» **Your instructions**:
Go through the entries below and copy each line containing the word "Load".
★ ★ ★
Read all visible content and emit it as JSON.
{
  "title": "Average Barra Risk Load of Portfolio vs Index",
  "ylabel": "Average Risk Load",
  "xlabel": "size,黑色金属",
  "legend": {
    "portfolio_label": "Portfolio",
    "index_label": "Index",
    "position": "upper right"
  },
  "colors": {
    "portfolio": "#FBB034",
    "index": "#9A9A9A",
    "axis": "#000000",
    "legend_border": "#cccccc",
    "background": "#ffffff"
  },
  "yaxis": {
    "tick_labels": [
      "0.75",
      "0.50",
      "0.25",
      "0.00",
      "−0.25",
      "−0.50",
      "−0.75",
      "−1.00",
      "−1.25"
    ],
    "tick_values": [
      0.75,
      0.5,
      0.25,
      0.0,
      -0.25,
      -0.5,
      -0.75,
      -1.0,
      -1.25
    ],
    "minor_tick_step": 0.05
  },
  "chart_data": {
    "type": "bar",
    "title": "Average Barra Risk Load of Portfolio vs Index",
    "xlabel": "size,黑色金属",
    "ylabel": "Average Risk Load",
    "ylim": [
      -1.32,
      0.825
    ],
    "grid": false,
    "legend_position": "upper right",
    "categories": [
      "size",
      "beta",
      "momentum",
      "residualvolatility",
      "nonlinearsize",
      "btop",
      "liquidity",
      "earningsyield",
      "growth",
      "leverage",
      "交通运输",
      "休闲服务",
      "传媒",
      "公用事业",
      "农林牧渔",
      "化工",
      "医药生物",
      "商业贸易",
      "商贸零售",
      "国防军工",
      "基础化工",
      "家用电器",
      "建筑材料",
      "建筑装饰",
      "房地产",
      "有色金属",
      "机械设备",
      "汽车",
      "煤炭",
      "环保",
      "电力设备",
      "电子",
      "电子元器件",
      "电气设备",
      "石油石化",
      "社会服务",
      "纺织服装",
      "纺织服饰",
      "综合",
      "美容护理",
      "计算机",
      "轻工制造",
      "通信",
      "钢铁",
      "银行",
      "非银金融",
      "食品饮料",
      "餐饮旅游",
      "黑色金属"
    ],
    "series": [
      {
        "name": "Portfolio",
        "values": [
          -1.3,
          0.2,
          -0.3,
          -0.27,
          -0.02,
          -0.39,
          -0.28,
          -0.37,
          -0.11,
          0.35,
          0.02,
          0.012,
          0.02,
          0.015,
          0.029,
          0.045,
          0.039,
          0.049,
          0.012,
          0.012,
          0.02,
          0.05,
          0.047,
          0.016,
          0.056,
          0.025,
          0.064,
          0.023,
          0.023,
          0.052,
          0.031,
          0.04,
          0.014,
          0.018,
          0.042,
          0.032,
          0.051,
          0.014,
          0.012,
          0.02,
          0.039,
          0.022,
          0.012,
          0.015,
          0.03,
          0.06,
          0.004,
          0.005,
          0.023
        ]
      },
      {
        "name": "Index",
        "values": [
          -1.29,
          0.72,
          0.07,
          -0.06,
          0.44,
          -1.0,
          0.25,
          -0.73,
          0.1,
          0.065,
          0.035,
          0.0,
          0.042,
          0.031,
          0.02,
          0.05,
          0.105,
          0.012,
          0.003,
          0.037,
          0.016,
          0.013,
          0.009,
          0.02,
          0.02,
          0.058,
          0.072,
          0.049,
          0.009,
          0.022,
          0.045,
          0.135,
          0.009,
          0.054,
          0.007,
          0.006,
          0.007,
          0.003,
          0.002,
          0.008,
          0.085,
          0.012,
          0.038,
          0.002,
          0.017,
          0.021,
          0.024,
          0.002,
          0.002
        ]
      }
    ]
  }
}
★ ★ ★
» **Final answer**:
  "title": "Average Barra Risk Load of Portfolio vs Index",
  "ylabel": "Average Risk Load",
    "title": "Average Barra Risk Load of Portfolio vs Index",
    "ylabel": "Average Risk Load",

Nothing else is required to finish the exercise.